(Part of a data file)
+ + + + +
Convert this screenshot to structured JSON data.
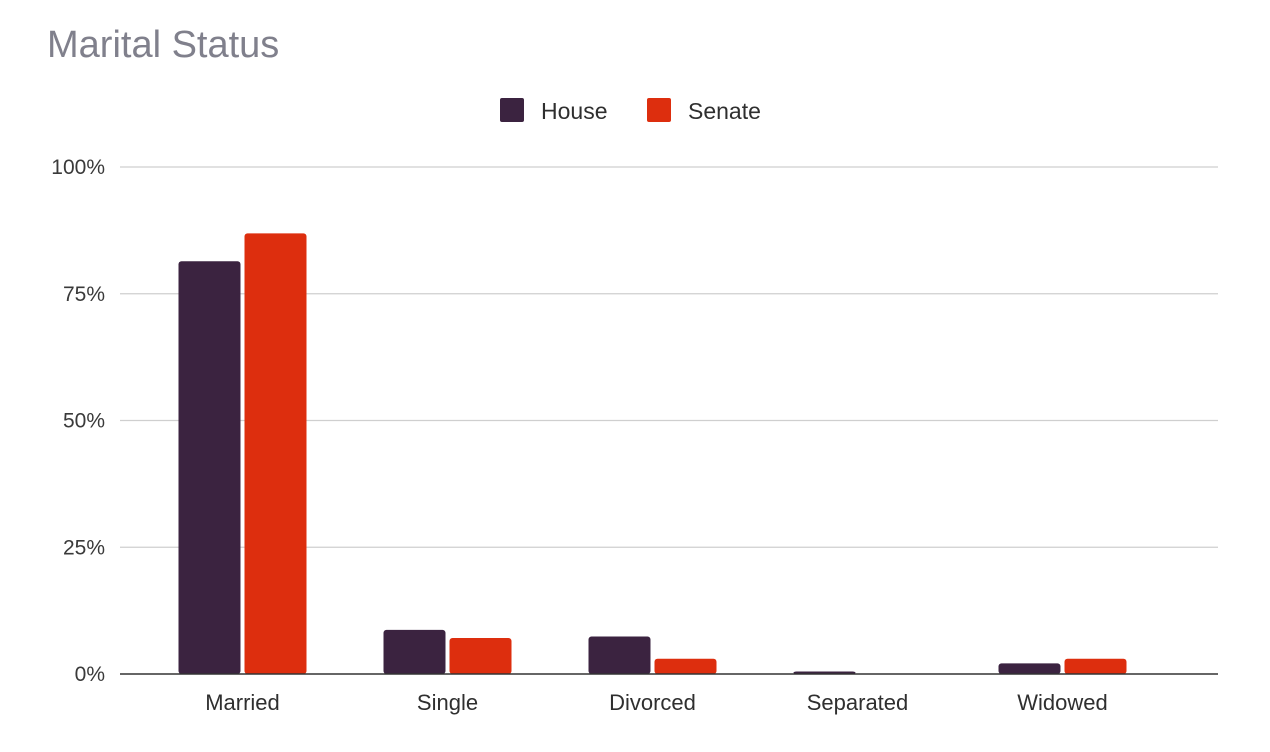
{
  "chart_data": {
    "type": "bar",
    "title": "Marital Status",
    "categories": [
      "Married",
      "Single",
      "Divorced",
      "Separated",
      "Widowed"
    ],
    "series": [
      {
        "name": "House",
        "color": "#3b2340",
        "values": [
          81.4,
          8.7,
          7.4,
          0.5,
          2.1
        ]
      },
      {
        "name": "Senate",
        "color": "#dd2e0e",
        "values": [
          86.9,
          7.1,
          3.0,
          0.0,
          3.0
        ]
      }
    ],
    "yticks": [
      "0%",
      "25%",
      "50%",
      "75%",
      "100%"
    ],
    "ylim": [
      0,
      100
    ],
    "grid": true,
    "legend_position": "top-center"
  }
}
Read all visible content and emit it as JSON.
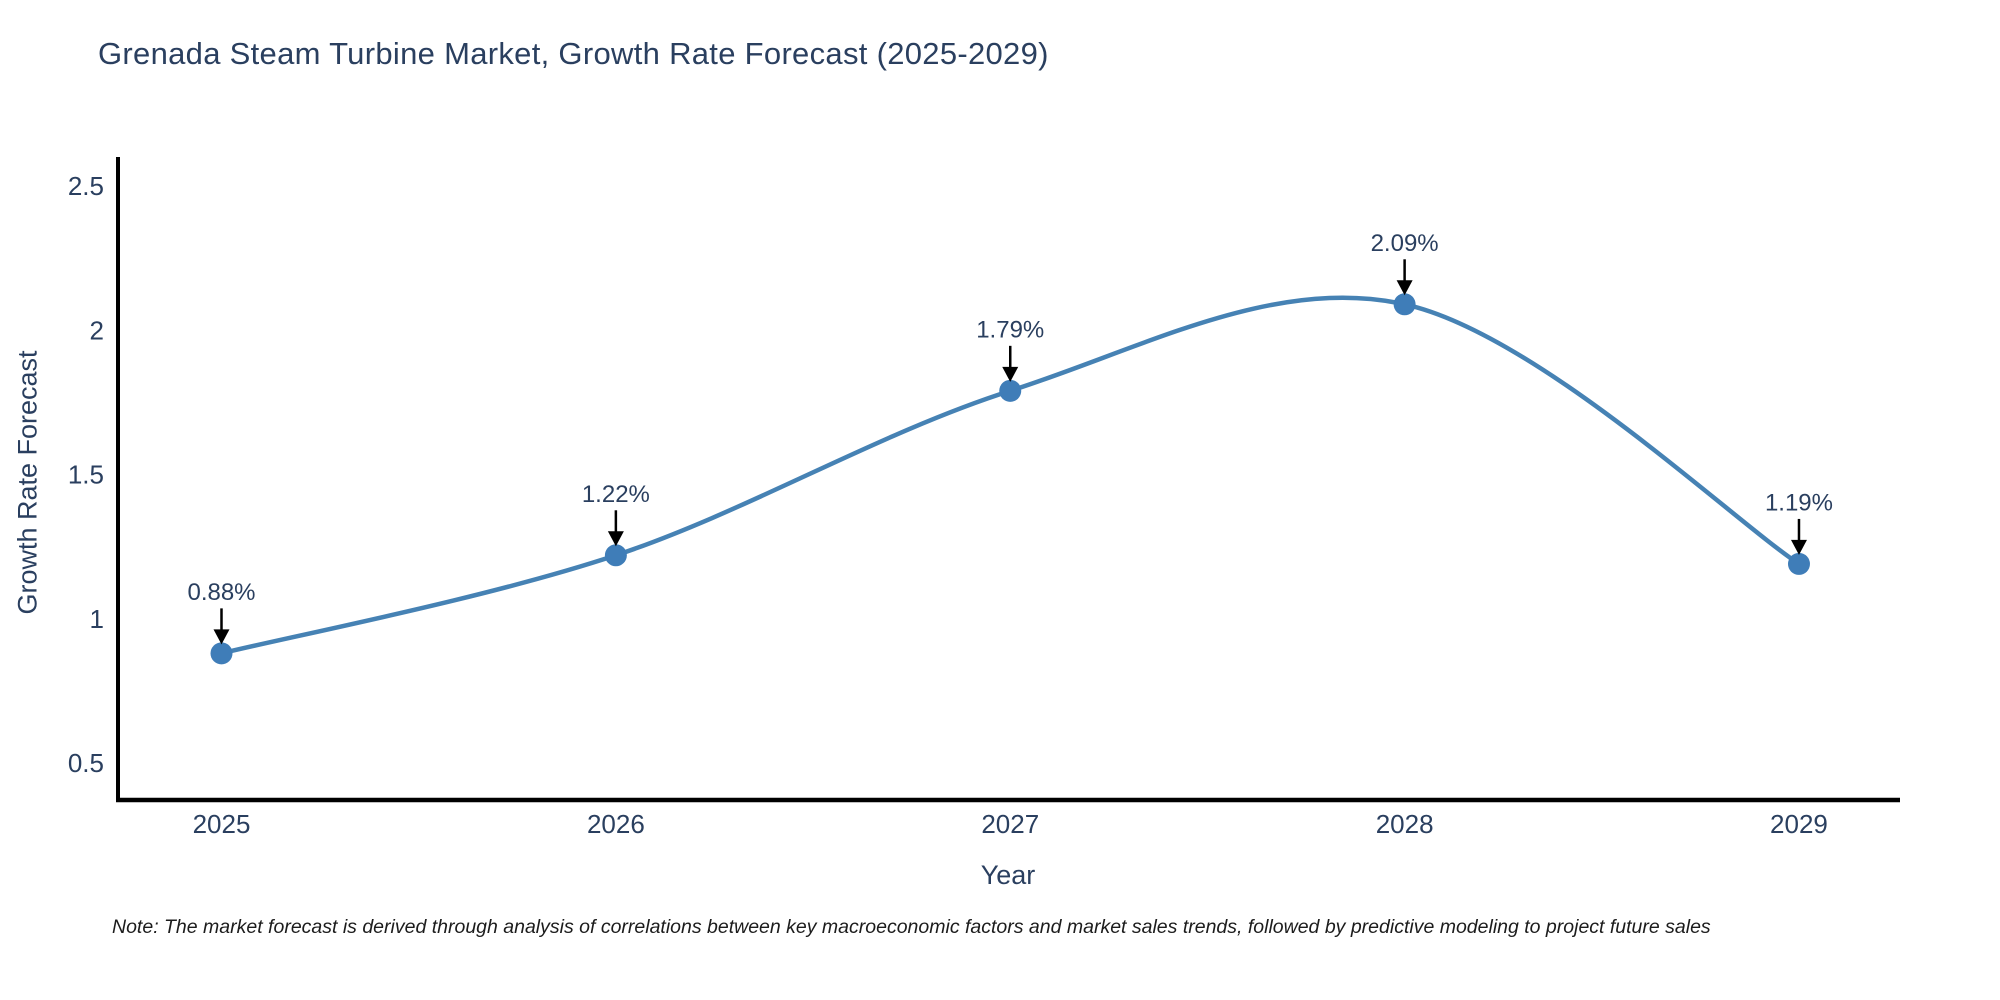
+ + + + +
● **EXERCISE DETAILS**:
Locate all lines in the listing above with the word "JSON". Copy them.

● **FINISHED ANSWER**:
Convert this screenshot to structured JSON data.
Read all visible content and emit it as JSON.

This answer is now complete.